Report how many lines contain the word "medium"; answer with the number only.
--- Start TASK INPUTS ---
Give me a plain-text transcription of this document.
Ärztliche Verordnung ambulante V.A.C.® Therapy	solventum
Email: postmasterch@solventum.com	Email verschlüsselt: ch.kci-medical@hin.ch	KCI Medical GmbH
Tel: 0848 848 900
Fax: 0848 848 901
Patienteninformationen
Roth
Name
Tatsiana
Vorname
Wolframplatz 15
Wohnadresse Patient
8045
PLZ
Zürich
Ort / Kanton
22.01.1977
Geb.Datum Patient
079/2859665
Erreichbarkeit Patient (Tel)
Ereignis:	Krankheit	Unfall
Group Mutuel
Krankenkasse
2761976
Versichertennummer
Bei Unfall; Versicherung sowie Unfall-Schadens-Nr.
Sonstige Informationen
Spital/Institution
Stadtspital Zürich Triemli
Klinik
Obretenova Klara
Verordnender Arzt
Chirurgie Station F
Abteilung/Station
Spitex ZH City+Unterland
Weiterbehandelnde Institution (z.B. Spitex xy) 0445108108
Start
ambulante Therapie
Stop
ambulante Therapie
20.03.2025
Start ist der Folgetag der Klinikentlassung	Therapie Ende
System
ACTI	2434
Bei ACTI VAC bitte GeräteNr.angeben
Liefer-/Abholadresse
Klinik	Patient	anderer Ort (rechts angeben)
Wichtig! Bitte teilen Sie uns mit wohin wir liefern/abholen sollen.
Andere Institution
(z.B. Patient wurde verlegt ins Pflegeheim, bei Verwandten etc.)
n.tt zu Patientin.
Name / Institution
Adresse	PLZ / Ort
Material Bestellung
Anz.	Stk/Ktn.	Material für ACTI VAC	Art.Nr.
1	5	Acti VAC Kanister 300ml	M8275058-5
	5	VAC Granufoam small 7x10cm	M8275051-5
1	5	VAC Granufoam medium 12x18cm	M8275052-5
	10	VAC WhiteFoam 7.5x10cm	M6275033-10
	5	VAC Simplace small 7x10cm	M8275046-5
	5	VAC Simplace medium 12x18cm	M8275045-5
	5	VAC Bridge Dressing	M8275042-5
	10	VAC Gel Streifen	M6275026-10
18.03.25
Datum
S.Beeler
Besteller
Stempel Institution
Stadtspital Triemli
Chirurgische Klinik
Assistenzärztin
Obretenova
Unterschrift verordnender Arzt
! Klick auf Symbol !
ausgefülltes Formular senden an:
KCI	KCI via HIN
--- End TASK INPUTS ---
§ FINAL RESULT
2